[Document page transcript entries]
* * * * *
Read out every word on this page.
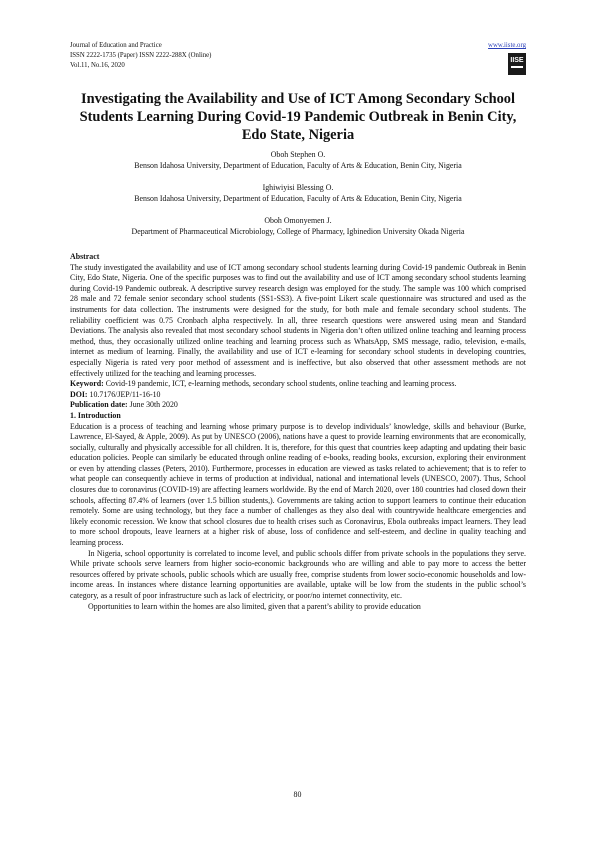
Journal of Education and Practice
ISSN 2222-1735 (Paper) ISSN 2222-288X (Online)
Vol.11, No.16, 2020
www.iiste.org
IISE
Investigating the Availability and Use of ICT Among Secondary School Students Learning During Covid-19 Pandemic Outbreak in Benin City, Edo State, Nigeria
Oboh Stephen O.
Benson Idahosa University, Department of Education, Faculty of Arts & Education, Benin City, Nigeria
Ighiwiyisi Blessing O.
Benson Idahosa University, Department of Education, Faculty of Arts & Education, Benin City, Nigeria
Oboh Omonyemen J.
Department of Pharmaceutical Microbiology, College of Pharmacy, Igbinedion University Okada Nigeria

Abstract

The study investigated the availability and use of ICT among secondary school students learning during Covid-19 pandemic Outbreak in Benin City, Edo State, Nigeria. One of the specific purposes was to find out the availability and use of ICT among secondary school students learning during Covid-19 Pandemic outbreak. A descriptive survey research design was employed for the study. The sample was 100 which comprised 28 male and 72 female senior secondary school students (SS1-SS3). A five-point Likert scale questionnaire was structured and used as the instruments for data collection. The instruments were designed for the study, for both male and female secondary school students. The reliability coefficient was 0.75 Cronbach alpha respectively. In all, three research questions were answered using mean and Standard Deviations. The analysis also revealed that most secondary school students in Nigeria don’t often utilized online teaching and learning process method, thus, they occasionally utilized online teaching and learning process such as WhatsApp, SMS message, radio, television, e-mails, internet as medium of learning. Finally, the availability and use of ICT e-learning for secondary school students in developing countries, especially Nigeria is rated very poor method of assessment and is ineffective, but also observed that other assessment methods are not effectively utilized for the teaching and learning processes.

Keyword: Covid-19 pandemic, ICT, e-learning methods, secondary school students, online teaching and learning process.

DOI: 10.7176/JEP/11-16-10

Publication date: June 30th 2020

1. Introduction

Education is a process of teaching and learning whose primary purpose is to develop individuals’ knowledge, skills and behaviour (Burke, Lawrence, El-Sayed, & Apple, 2009). As put by UNESCO (2006), nations have a quest to provide learning environments that are economically, socially, culturally and physically accessible for all children. It is, therefore, for this quest that countries keep adapting and updating their basic education policies. People can similarly be educated through online reading of e-books, reading books, excursion, exploring their environment or even by attending classes (Peters, 2010). Furthermore, processes in education are viewed as tasks related to achievement; that is to refer to what people can consequently achieve in terms of production at individual, national and international levels (UNESCO, 2007). Thus, School closures due to coronavirus (COVID-19) are affecting learners worldwide. By the end of March 2020, over 180 countries had closed down their schools, affecting 87.4% of learners (over 1.5 billion students,). Governments are taking action to support learners to continue their education remotely. Some are using technology, but they face a number of challenges as they also deal with countrywide healthcare emergencies and likely economic recession. We know that school closures due to health crises such as Coronavirus, Ebola outbreaks impact learners. They lead to more school dropouts, leave learners at a higher risk of abuse, loss of confidence and self-esteem, and decline in quality teaching and learning process.

In Nigeria, school opportunity is correlated to income level, and public schools differ from private schools in the populations they serve. While private schools serve learners from higher socio-economic backgrounds who are willing and able to pay more to access the better resources offered by private schools, public schools which are usually free, comprise students from lower socio-economic households and low-income areas. In instances where distance learning opportunities are available, uptake will be low from the students in the public school’s category, as a result of poor infrastructure such as lack of electricity, or poor/no internet connectivity, etc.

Opportunities to learn within the homes are also limited, given that a parent’s ability to provide education

80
* * * * *
*TASK BRIEF*
Copy out each record shown above without alteration, skipping any picture.

*ANSWER FOR THE TASK*
Read out every word on this page.
Journal of Education and Practice
ISSN 2222-1735 (Paper) ISSN 2222-288X (Online)
Vol.11, No.16, 2020
www.iiste.org
IISE
Investigating the Availability and Use of ICT Among Secondary School Students Learning During Covid-19 Pandemic Outbreak in Benin City, Edo State, Nigeria
Oboh Stephen O.
Benson Idahosa University, Department of Education, Faculty of Arts & Education, Benin City, Nigeria
Ighiwiyisi Blessing O.
Benson Idahosa University, Department of Education, Faculty of Arts & Education, Benin City, Nigeria
Oboh Omonyemen J.
Department of Pharmaceutical Microbiology, College of Pharmacy, Igbinedion University Okada Nigeria

Abstract

The study investigated the availability and use of ICT among secondary school students learning during Covid-19 pandemic Outbreak in Benin City, Edo State, Nigeria. One of the specific purposes was to find out the availability and use of ICT among secondary school students learning during Covid-19 Pandemic outbreak. A descriptive survey research design was employed for the study. The sample was 100 which comprised 28 male and 72 female senior secondary school students (SS1-SS3). A five-point Likert scale questionnaire was structured and used as the instruments for data collection. The instruments were designed for the study, for both male and female secondary school students. The reliability coefficient was 0.75 Cronbach alpha respectively. In all, three research questions were answered using mean and Standard Deviations. The analysis also revealed that most secondary school students in Nigeria don’t often utilized online teaching and learning process method, thus, they occasionally utilized online teaching and learning process such as WhatsApp, SMS message, radio, television, e-mails, internet as medium of learning. Finally, the availability and use of ICT e-learning for secondary school students in developing countries, especially Nigeria is rated very poor method of assessment and is ineffective, but also observed that other assessment methods are not effectively utilized for the teaching and learning processes.

Keyword: Covid-19 pandemic, ICT, e-learning methods, secondary school students, online teaching and learning process.

DOI: 10.7176/JEP/11-16-10

Publication date: June 30th 2020

1. Introduction

Education is a process of teaching and learning whose primary purpose is to develop individuals’ knowledge, skills and behaviour (Burke, Lawrence, El-Sayed, & Apple, 2009). As put by UNESCO (2006), nations have a quest to provide learning environments that are economically, socially, culturally and physically accessible for all children. It is, therefore, for this quest that countries keep adapting and updating their basic education policies. People can similarly be educated through online reading of e-books, reading books, excursion, exploring their environment or even by attending classes (Peters, 2010). Furthermore, processes in education are viewed as tasks related to achievement; that is to refer to what people can consequently achieve in terms of production at individual, national and international levels (UNESCO, 2007). Thus, School closures due to coronavirus (COVID-19) are affecting learners worldwide. By the end of March 2020, over 180 countries had closed down their schools, affecting 87.4% of learners (over 1.5 billion students,). Governments are taking action to support learners to continue their education remotely. Some are using technology, but they face a number of challenges as they also deal with countrywide healthcare emergencies and likely economic recession. We know that school closures due to health crises such as Coronavirus, Ebola outbreaks impact learners. They lead to more school dropouts, leave learners at a higher risk of abuse, loss of confidence and self-esteem, and decline in quality teaching and learning process.

In Nigeria, school opportunity is correlated to income level, and public schools differ from private schools in the populations they serve. While private schools serve learners from higher socio-economic backgrounds who are willing and able to pay more to access the better resources offered by private schools, public schools which are usually free, comprise students from lower socio-economic households and low-income areas. In instances where distance learning opportunities are available, uptake will be low from the students in the public school’s category, as a result of poor infrastructure such as lack of electricity, or poor/no internet connectivity, etc.

Opportunities to learn within the homes are also limited, given that a parent’s ability to provide education

80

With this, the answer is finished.